• _Required task_: Gather from the listing below each line that includes the word "Harry", and copy it.

• _Working data_:

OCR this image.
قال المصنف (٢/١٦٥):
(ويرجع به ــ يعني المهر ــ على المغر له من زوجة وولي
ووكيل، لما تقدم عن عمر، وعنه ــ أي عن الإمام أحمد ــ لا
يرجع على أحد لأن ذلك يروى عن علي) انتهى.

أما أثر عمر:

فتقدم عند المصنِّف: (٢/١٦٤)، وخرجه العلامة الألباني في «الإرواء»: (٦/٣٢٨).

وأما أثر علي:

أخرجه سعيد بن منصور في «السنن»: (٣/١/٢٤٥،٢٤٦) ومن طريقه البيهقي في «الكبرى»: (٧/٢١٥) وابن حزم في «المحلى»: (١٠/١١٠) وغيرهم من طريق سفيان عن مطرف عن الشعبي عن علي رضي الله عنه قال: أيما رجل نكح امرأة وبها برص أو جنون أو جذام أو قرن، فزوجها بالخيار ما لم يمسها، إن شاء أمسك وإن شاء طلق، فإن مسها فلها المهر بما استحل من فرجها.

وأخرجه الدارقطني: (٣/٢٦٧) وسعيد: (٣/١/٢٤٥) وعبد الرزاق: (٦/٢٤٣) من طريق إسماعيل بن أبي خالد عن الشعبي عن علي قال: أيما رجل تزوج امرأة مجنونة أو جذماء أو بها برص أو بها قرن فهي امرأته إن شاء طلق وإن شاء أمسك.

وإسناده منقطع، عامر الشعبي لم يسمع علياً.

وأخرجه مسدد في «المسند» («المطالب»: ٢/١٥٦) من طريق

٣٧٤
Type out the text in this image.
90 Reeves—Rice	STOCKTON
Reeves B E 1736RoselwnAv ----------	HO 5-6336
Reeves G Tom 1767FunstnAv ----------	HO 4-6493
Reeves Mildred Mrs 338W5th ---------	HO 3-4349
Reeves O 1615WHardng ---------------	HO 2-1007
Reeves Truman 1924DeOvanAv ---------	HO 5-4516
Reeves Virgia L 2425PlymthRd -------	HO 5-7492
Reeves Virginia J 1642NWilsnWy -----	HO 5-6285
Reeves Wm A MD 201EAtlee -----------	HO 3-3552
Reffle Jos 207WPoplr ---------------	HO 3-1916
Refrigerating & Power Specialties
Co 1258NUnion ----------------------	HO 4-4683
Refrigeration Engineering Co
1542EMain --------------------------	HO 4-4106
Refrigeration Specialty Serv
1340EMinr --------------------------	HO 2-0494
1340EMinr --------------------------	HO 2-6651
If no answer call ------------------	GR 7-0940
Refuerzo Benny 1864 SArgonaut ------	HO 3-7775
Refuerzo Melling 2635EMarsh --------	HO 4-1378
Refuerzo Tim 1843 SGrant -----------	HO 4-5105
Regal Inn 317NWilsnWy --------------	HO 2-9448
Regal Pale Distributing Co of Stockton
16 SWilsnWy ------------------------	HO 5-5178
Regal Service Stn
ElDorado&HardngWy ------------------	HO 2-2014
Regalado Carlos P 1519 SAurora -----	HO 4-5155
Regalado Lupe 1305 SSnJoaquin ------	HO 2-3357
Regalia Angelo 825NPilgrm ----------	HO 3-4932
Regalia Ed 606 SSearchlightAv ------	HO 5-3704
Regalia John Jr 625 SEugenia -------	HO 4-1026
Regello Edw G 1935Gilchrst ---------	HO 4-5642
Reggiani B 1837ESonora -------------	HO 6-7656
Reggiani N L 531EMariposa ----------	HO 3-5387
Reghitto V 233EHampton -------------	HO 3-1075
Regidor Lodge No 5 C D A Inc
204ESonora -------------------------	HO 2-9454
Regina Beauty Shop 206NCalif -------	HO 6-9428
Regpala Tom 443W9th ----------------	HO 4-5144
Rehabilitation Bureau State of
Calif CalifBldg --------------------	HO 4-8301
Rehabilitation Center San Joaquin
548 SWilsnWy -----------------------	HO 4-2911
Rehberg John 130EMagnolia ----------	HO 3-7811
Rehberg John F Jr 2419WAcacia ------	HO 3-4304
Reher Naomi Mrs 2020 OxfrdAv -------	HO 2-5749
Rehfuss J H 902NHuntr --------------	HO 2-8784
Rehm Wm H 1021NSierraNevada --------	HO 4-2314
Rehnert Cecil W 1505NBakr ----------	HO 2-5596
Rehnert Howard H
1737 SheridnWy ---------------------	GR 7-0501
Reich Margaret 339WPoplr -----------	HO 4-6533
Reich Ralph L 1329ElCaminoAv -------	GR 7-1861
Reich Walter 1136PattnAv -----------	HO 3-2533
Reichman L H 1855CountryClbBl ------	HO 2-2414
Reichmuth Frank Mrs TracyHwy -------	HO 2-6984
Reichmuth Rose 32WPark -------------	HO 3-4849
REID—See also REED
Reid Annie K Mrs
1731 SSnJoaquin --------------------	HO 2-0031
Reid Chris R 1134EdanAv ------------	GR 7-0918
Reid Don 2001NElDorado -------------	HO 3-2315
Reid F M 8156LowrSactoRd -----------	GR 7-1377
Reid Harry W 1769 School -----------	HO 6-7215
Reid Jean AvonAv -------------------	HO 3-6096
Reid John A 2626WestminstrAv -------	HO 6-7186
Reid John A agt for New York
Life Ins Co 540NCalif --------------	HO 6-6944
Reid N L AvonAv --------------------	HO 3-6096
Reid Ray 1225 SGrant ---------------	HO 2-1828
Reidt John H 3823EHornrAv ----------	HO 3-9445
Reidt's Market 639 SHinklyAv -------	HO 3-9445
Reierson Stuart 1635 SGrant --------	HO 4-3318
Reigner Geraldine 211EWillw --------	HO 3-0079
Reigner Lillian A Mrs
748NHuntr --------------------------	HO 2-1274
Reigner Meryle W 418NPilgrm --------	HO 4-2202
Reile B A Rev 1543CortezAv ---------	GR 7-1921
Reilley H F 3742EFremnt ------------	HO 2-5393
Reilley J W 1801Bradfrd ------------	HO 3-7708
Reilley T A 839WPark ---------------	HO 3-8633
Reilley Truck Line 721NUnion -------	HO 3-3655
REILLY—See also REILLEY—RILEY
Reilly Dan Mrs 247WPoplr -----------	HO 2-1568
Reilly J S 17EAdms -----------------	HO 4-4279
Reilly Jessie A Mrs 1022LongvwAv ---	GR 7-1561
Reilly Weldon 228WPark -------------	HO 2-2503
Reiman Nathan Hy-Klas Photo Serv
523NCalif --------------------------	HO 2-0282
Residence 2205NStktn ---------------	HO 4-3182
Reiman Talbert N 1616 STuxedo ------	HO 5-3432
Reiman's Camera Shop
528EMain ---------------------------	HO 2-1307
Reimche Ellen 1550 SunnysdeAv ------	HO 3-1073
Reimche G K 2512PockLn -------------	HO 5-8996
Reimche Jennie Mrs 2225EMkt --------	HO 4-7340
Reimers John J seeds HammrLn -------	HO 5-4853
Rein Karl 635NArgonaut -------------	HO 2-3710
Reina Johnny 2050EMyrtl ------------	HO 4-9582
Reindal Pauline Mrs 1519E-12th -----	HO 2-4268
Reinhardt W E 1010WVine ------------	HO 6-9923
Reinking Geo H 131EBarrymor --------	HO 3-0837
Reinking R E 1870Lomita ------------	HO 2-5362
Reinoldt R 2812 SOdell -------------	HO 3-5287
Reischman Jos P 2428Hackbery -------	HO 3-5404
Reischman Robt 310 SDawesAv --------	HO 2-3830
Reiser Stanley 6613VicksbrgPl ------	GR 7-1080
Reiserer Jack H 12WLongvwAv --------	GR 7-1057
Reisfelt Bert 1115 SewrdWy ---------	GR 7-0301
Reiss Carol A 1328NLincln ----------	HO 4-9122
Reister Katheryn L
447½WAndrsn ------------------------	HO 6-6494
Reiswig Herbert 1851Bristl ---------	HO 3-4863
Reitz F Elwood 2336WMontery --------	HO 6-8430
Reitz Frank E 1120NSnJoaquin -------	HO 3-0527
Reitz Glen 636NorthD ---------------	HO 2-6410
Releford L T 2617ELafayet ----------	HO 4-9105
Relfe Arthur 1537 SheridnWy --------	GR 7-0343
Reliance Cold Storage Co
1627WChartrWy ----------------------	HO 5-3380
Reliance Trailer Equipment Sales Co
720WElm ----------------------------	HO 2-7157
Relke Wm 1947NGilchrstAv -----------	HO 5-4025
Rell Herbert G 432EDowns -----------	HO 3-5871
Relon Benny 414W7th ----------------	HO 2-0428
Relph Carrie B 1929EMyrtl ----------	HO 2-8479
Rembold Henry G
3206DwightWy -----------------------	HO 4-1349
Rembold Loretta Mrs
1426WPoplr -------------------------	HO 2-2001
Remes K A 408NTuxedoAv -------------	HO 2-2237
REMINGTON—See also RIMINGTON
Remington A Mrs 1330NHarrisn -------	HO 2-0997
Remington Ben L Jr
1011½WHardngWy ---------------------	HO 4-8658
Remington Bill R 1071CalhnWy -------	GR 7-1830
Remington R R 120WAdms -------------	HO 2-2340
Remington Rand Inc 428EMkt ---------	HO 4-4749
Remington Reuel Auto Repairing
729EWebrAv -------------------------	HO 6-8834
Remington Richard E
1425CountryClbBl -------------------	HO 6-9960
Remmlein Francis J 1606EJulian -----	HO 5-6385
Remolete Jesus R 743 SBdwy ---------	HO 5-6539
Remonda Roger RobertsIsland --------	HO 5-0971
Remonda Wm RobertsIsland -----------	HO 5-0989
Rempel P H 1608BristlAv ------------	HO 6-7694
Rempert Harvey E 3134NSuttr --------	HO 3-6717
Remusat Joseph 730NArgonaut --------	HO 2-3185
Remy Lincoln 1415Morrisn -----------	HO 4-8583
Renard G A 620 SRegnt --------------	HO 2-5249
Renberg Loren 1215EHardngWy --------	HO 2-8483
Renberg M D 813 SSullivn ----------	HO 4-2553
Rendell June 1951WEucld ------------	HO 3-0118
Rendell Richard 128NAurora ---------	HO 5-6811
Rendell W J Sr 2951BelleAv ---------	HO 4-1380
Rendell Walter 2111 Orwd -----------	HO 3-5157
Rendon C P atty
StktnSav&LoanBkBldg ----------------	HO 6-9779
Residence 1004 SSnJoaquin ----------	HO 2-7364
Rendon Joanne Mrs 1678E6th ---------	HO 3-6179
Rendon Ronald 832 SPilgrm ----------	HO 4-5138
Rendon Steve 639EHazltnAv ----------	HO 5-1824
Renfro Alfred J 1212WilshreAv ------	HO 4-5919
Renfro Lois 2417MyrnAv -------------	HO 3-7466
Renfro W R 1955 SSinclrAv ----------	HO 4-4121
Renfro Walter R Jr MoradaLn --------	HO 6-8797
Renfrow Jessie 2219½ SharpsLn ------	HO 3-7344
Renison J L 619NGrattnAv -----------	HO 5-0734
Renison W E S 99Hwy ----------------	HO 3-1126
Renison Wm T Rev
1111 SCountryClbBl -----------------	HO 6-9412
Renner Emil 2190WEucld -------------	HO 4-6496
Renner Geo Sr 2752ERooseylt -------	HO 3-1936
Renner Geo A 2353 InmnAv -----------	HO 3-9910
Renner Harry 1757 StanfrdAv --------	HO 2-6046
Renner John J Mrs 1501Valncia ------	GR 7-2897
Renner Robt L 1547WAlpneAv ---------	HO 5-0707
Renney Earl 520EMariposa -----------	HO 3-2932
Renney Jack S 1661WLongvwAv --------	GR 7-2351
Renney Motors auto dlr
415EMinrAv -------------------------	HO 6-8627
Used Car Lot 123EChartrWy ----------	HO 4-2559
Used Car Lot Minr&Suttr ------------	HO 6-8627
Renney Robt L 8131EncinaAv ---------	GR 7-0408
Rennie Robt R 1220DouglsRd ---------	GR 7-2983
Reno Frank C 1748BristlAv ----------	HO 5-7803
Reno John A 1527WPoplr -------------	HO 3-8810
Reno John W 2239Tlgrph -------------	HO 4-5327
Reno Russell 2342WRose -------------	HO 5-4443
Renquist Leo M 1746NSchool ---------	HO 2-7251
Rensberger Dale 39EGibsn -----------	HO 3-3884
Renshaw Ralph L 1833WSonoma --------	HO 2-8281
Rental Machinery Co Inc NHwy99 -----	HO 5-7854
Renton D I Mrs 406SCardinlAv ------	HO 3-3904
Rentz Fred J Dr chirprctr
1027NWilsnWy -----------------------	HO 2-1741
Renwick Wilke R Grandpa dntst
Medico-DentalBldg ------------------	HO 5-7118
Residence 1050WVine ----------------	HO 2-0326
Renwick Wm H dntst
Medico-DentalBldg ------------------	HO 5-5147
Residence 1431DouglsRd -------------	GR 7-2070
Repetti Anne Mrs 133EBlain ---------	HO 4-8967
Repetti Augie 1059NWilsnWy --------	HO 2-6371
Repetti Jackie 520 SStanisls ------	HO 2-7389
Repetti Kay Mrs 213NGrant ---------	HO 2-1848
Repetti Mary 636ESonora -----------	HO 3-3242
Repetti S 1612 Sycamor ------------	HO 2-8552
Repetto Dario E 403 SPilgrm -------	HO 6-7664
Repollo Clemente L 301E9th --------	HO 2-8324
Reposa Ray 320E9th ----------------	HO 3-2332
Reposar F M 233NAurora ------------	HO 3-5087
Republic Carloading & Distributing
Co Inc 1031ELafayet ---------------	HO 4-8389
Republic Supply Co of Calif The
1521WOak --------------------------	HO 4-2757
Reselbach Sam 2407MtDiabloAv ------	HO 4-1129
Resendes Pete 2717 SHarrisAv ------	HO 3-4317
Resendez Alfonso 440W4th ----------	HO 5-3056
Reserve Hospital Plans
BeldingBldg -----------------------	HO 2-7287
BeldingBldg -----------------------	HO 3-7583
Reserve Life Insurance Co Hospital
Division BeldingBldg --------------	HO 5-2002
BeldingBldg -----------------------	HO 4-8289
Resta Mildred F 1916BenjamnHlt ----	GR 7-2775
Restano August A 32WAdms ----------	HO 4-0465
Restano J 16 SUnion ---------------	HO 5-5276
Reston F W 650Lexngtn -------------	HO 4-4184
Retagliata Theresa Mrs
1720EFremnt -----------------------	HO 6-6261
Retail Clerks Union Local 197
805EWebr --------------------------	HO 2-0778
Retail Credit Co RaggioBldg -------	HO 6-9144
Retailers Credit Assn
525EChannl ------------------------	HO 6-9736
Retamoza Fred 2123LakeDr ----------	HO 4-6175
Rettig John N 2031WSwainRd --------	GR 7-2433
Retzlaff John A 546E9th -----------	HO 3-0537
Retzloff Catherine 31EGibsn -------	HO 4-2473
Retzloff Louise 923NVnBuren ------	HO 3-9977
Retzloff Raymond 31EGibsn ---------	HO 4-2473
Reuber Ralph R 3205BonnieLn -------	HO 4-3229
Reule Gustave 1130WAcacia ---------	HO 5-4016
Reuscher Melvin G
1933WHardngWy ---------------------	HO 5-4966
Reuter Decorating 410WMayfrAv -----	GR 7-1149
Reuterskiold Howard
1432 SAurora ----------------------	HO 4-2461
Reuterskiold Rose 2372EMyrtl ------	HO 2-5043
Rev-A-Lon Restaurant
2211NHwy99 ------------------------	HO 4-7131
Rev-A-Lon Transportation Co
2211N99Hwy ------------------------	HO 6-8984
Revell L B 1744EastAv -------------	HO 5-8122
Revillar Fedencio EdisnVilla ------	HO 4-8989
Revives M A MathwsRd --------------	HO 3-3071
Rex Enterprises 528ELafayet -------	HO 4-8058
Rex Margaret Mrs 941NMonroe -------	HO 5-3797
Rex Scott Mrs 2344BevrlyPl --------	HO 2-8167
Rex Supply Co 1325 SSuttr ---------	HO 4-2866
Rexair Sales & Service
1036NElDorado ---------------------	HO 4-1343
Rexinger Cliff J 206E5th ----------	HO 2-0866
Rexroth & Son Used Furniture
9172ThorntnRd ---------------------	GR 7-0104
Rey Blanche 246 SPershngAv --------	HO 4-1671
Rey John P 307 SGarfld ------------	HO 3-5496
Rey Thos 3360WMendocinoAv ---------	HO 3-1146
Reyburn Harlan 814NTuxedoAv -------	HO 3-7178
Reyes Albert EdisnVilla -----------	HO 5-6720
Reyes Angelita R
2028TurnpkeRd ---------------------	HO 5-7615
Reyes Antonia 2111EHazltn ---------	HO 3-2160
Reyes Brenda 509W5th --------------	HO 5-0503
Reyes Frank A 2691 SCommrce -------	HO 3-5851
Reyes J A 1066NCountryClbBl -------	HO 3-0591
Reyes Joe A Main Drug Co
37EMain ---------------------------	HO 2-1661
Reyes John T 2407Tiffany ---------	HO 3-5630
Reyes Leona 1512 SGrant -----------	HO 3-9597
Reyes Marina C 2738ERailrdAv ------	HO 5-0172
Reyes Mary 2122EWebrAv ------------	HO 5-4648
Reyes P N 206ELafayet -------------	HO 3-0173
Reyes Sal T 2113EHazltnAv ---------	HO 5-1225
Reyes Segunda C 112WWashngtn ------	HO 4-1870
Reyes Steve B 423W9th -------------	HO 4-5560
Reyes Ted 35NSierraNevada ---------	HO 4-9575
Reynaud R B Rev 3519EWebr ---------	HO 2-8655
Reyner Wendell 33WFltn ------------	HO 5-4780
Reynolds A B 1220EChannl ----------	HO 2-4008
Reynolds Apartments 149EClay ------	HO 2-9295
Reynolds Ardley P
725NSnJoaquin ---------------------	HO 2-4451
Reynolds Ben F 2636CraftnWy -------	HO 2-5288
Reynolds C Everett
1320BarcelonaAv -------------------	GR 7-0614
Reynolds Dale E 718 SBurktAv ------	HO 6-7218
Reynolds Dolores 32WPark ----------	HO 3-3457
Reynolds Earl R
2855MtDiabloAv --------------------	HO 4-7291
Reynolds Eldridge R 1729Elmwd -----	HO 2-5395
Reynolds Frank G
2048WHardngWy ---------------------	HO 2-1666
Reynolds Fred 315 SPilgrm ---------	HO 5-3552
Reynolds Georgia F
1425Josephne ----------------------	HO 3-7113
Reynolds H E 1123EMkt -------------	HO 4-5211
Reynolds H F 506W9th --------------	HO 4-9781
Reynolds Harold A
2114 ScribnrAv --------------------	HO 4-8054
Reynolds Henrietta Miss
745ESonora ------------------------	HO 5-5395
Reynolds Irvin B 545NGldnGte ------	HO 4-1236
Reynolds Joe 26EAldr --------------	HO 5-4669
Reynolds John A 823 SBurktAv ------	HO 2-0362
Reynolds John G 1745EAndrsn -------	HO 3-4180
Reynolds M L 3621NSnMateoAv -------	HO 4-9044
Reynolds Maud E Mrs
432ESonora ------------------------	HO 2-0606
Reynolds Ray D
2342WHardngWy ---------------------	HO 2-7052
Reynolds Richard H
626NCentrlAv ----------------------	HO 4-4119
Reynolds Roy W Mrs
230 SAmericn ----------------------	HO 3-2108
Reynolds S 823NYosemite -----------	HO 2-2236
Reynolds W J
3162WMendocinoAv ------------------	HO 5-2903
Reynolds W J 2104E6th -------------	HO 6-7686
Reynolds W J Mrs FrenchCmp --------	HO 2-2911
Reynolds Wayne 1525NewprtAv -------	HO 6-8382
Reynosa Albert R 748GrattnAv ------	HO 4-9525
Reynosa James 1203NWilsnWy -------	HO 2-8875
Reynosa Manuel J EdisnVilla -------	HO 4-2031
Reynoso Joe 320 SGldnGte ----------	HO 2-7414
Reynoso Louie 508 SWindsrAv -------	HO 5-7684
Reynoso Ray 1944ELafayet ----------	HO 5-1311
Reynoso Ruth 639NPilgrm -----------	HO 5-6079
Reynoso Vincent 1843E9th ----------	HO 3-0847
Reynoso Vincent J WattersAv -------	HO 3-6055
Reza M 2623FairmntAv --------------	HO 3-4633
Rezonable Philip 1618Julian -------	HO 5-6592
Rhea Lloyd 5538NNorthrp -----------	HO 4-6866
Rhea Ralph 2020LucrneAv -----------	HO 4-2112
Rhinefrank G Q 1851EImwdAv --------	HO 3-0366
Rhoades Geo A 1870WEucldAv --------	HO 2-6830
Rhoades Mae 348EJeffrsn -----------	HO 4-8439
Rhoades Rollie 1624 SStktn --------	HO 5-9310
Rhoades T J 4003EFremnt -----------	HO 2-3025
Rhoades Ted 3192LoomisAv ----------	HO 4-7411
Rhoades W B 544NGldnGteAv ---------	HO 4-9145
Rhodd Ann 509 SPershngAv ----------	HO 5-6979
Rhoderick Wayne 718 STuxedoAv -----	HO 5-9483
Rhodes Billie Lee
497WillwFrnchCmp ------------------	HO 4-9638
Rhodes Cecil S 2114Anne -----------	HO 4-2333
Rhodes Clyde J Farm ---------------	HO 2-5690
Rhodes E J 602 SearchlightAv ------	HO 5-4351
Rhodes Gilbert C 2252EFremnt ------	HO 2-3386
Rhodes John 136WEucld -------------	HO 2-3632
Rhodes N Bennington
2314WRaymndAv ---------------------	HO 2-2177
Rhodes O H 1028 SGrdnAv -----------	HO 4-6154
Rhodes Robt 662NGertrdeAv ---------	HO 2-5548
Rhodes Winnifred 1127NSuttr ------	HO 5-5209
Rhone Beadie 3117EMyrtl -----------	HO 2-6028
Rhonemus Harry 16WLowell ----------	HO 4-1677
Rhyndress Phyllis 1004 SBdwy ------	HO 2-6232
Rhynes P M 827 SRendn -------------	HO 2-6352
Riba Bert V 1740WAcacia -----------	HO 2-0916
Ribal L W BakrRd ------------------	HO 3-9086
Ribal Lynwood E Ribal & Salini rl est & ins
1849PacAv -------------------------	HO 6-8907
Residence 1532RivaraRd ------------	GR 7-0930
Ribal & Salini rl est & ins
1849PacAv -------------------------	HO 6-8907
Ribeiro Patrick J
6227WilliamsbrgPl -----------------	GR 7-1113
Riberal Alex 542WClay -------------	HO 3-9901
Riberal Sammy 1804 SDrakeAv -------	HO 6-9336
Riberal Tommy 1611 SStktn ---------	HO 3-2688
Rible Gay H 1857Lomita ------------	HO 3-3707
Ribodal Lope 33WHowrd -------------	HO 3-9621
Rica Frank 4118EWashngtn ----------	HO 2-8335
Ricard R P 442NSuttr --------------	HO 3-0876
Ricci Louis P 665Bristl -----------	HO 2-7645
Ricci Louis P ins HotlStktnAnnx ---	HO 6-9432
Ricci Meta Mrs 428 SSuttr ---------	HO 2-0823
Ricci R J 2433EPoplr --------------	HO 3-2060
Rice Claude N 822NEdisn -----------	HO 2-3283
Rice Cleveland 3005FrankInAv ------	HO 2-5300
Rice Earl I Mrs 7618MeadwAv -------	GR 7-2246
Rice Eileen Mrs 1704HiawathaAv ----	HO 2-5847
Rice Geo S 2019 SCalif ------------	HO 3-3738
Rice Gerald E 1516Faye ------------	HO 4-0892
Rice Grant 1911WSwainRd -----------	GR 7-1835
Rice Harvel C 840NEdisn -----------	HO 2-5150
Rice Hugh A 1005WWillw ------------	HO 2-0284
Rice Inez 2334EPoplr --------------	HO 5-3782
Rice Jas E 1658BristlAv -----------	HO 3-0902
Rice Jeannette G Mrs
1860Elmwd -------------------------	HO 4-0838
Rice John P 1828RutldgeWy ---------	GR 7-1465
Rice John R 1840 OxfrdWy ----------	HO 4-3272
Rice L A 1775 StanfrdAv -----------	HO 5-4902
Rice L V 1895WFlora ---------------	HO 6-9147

• _Answer for this exercise_:
Reid Harry W 1769 School -----------	HO 6-7215
Renner Harry 1757 StanfrdAv --------	HO 2-6046
Rhonemus Harry 16WLowell ----------	HO 4-1677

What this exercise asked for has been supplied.